**DESCRIPTION OF THE TASK**
Pictures do not belong in the copy; transcribe everything else in the records exactly.

====

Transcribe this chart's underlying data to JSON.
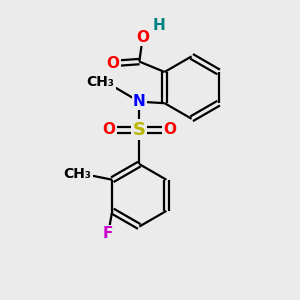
{
  "background_color": "#ebebeb",
  "bond_color": "#000000",
  "atom_colors": {
    "O": "#ff0000",
    "N": "#0000ff",
    "S": "#b8b800",
    "F": "#cc00cc",
    "H": "#008080",
    "C": "#000000"
  },
  "font_size_atoms": 11,
  "font_size_small": 10,
  "lw": 1.6
}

====

**RESPONSE TO THIS TASK**
Transcribe this chart's underlying data to JSON.
{
  "background_color": "#ebebeb",
  "bond_color": "#000000",
  "atom_colors": {
    "O": "#ff0000",
    "N": "#0000ff",
    "S": "#b8b800",
    "F": "#cc00cc",
    "H": "#008080",
    "C": "#000000"
  },
  "font_size_atoms": 11,
  "font_size_small": 10,
  "lw": 1.6
}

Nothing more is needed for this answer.